Work instruction
Word for word, transcribe the data below.

[Dataset entries on figures]
○ ○ ○ ○ ○
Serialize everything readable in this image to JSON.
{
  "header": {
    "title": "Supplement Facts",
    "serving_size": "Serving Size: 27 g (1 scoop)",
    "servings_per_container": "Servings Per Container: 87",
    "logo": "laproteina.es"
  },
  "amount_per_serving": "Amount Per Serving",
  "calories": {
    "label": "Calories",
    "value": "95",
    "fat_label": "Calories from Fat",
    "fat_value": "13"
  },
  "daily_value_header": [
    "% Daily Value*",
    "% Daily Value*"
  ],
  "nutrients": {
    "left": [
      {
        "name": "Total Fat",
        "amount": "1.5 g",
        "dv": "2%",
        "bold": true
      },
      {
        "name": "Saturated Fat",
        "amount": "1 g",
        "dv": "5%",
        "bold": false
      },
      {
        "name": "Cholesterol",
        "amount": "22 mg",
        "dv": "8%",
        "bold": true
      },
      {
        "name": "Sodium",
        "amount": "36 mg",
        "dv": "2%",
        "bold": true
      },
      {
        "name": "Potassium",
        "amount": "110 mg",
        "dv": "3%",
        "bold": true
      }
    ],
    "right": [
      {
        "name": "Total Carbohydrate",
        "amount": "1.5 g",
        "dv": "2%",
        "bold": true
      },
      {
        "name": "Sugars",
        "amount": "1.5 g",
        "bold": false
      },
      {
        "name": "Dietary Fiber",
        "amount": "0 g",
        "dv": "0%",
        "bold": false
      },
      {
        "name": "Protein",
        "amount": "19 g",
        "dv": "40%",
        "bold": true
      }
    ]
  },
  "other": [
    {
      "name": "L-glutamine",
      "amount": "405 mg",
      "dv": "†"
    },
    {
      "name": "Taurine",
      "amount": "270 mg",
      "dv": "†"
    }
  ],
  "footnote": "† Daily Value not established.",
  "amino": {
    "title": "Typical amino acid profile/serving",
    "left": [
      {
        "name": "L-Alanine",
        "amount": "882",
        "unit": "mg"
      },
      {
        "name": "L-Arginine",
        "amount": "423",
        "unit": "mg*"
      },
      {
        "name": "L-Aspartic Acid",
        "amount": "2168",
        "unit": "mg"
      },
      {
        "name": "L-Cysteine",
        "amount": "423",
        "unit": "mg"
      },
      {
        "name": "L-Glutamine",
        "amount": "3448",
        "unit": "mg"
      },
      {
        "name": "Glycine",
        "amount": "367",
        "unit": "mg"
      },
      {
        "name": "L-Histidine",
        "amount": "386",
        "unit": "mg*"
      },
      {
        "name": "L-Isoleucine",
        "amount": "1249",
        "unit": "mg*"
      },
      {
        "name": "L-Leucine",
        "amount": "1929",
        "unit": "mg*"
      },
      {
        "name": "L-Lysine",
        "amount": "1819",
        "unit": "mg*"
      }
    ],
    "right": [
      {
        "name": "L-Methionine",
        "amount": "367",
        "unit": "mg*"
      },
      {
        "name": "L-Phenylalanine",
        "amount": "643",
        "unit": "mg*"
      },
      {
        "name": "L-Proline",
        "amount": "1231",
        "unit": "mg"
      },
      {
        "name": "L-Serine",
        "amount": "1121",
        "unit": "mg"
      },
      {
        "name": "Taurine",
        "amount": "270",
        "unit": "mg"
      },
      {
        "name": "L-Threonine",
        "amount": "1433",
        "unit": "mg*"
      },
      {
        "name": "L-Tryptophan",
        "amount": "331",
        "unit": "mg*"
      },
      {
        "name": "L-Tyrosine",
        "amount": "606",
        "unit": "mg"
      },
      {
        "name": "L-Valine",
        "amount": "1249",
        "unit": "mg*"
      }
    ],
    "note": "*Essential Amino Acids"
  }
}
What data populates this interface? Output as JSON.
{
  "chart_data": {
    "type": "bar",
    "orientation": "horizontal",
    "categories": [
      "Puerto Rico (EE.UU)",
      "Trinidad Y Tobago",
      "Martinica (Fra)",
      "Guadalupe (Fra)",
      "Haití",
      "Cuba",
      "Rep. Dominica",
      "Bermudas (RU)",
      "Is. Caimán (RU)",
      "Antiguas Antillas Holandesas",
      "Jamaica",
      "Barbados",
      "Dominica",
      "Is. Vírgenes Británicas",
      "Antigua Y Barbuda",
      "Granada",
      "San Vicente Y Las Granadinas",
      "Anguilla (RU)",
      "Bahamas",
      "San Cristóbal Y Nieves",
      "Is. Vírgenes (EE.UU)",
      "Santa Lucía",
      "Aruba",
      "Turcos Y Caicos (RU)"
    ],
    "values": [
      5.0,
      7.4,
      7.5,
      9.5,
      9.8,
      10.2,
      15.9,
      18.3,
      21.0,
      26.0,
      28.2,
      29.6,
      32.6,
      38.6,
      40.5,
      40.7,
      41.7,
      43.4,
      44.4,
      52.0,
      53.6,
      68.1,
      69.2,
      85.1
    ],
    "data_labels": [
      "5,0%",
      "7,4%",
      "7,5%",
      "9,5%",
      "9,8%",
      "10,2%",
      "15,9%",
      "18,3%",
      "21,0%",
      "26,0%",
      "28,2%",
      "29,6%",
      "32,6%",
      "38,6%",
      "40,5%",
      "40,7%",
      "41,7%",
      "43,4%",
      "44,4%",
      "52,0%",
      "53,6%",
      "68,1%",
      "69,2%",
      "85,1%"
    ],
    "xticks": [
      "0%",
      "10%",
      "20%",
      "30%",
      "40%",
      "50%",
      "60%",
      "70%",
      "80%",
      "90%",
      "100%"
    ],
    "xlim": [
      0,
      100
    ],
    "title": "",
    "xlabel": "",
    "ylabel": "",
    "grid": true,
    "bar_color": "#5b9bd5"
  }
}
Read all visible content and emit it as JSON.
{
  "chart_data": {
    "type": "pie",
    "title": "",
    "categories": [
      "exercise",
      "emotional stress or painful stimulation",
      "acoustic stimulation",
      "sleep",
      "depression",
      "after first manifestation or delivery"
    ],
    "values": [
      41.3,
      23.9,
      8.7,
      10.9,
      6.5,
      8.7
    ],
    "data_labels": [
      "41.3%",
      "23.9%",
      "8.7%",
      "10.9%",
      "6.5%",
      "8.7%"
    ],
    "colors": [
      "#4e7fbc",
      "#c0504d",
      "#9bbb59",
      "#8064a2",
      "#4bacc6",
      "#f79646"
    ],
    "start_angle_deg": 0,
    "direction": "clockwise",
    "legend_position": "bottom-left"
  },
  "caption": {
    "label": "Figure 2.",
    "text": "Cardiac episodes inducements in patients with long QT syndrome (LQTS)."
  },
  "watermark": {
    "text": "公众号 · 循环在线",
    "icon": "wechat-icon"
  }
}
○ ○ ○ ○ ○
Solution
Serialize everything readable in this image to JSON.
{
  "header": {
    "title": "Supplement Facts",
    "serving_size": "Serving Size: 27 g (1 scoop)",
    "servings_per_container": "Servings Per Container: 87",
    "logo": "laproteina.es"
  },
  "amount_per_serving": "Amount Per Serving",
  "calories": {
    "label": "Calories",
    "value": "95",
    "fat_label": "Calories from Fat",
    "fat_value": "13"
  },
  "daily_value_header": [
    "% Daily Value*",
    "% Daily Value*"
  ],
  "nutrients": {
    "left": [
      {
        "name": "Total Fat",
        "amount": "1.5 g",
        "dv": "2%",
        "bold": true
      },
      {
        "name": "Saturated Fat",
        "amount": "1 g",
        "dv": "5%",
        "bold": false
      },
      {
        "name": "Cholesterol",
        "amount": "22 mg",
        "dv": "8%",
        "bold": true
      },
      {
        "name": "Sodium",
        "amount": "36 mg",
        "dv": "2%",
        "bold": true
      },
      {
        "name": "Potassium",
        "amount": "110 mg",
        "dv": "3%",
        "bold": true
      }
    ],
    "right": [
      {
        "name": "Total Carbohydrate",
        "amount": "1.5 g",
        "dv": "2%",
        "bold": true
      },
      {
        "name": "Sugars",
        "amount": "1.5 g",
        "bold": false
      },
      {
        "name": "Dietary Fiber",
        "amount": "0 g",
        "dv": "0%",
        "bold": false
      },
      {
        "name": "Protein",
        "amount": "19 g",
        "dv": "40%",
        "bold": true
      }
    ]
  },
  "other": [
    {
      "name": "L-glutamine",
      "amount": "405 mg",
      "dv": "†"
    },
    {
      "name": "Taurine",
      "amount": "270 mg",
      "dv": "†"
    }
  ],
  "footnote": "† Daily Value not established.",
  "amino": {
    "title": "Typical amino acid profile/serving",
    "left": [
      {
        "name": "L-Alanine",
        "amount": "882",
        "unit": "mg"
      },
      {
        "name": "L-Arginine",
        "amount": "423",
        "unit": "mg*"
      },
      {
        "name": "L-Aspartic Acid",
        "amount": "2168",
        "unit": "mg"
      },
      {
        "name": "L-Cysteine",
        "amount": "423",
        "unit": "mg"
      },
      {
        "name": "L-Glutamine",
        "amount": "3448",
        "unit": "mg"
      },
      {
        "name": "Glycine",
        "amount": "367",
        "unit": "mg"
      },
      {
        "name": "L-Histidine",
        "amount": "386",
        "unit": "mg*"
      },
      {
        "name": "L-Isoleucine",
        "amount": "1249",
        "unit": "mg*"
      },
      {
        "name": "L-Leucine",
        "amount": "1929",
        "unit": "mg*"
      },
      {
        "name": "L-Lysine",
        "amount": "1819",
        "unit": "mg*"
      }
    ],
    "right": [
      {
        "name": "L-Methionine",
        "amount": "367",
        "unit": "mg*"
      },
      {
        "name": "L-Phenylalanine",
        "amount": "643",
        "unit": "mg*"
      },
      {
        "name": "L-Proline",
        "amount": "1231",
        "unit": "mg"
      },
      {
        "name": "L-Serine",
        "amount": "1121",
        "unit": "mg"
      },
      {
        "name": "Taurine",
        "amount": "270",
        "unit": "mg"
      },
      {
        "name": "L-Threonine",
        "amount": "1433",
        "unit": "mg*"
      },
      {
        "name": "L-Tryptophan",
        "amount": "331",
        "unit": "mg*"
      },
      {
        "name": "L-Tyrosine",
        "amount": "606",
        "unit": "mg"
      },
      {
        "name": "L-Valine",
        "amount": "1249",
        "unit": "mg*"
      }
    ],
    "note": "*Essential Amino Acids"
  }
}
What data populates this interface? Output as JSON.
{
  "chart_data": {
    "type": "bar",
    "orientation": "horizontal",
    "categories": [
      "Puerto Rico (EE.UU)",
      "Trinidad Y Tobago",
      "Martinica (Fra)",
      "Guadalupe (Fra)",
      "Haití",
      "Cuba",
      "Rep. Dominica",
      "Bermudas (RU)",
      "Is. Caimán (RU)",
      "Antiguas Antillas Holandesas",
      "Jamaica",
      "Barbados",
      "Dominica",
      "Is. Vírgenes Británicas",
      "Antigua Y Barbuda",
      "Granada",
      "San Vicente Y Las Granadinas",
      "Anguilla (RU)",
      "Bahamas",
      "San Cristóbal Y Nieves",
      "Is. Vírgenes (EE.UU)",
      "Santa Lucía",
      "Aruba",
      "Turcos Y Caicos (RU)"
    ],
    "values": [
      5.0,
      7.4,
      7.5,
      9.5,
      9.8,
      10.2,
      15.9,
      18.3,
      21.0,
      26.0,
      28.2,
      29.6,
      32.6,
      38.6,
      40.5,
      40.7,
      41.7,
      43.4,
      44.4,
      52.0,
      53.6,
      68.1,
      69.2,
      85.1
    ],
    "data_labels": [
      "5,0%",
      "7,4%",
      "7,5%",
      "9,5%",
      "9,8%",
      "10,2%",
      "15,9%",
      "18,3%",
      "21,0%",
      "26,0%",
      "28,2%",
      "29,6%",
      "32,6%",
      "38,6%",
      "40,5%",
      "40,7%",
      "41,7%",
      "43,4%",
      "44,4%",
      "52,0%",
      "53,6%",
      "68,1%",
      "69,2%",
      "85,1%"
    ],
    "xticks": [
      "0%",
      "10%",
      "20%",
      "30%",
      "40%",
      "50%",
      "60%",
      "70%",
      "80%",
      "90%",
      "100%"
    ],
    "xlim": [
      0,
      100
    ],
    "title": "",
    "xlabel": "",
    "ylabel": "",
    "grid": true,
    "bar_color": "#5b9bd5"
  }
}
Read all visible content and emit it as JSON.
{
  "chart_data": {
    "type": "pie",
    "title": "",
    "categories": [
      "exercise",
      "emotional stress or painful stimulation",
      "acoustic stimulation",
      "sleep",
      "depression",
      "after first manifestation or delivery"
    ],
    "values": [
      41.3,
      23.9,
      8.7,
      10.9,
      6.5,
      8.7
    ],
    "data_labels": [
      "41.3%",
      "23.9%",
      "8.7%",
      "10.9%",
      "6.5%",
      "8.7%"
    ],
    "colors": [
      "#4e7fbc",
      "#c0504d",
      "#9bbb59",
      "#8064a2",
      "#4bacc6",
      "#f79646"
    ],
    "start_angle_deg": 0,
    "direction": "clockwise",
    "legend_position": "bottom-left"
  },
  "caption": {
    "label": "Figure 2.",
    "text": "Cardiac episodes inducements in patients with long QT syndrome (LQTS)."
  },
  "watermark": {
    "text": "公众号 · 循环在线",
    "icon": "wechat-icon"
  }
}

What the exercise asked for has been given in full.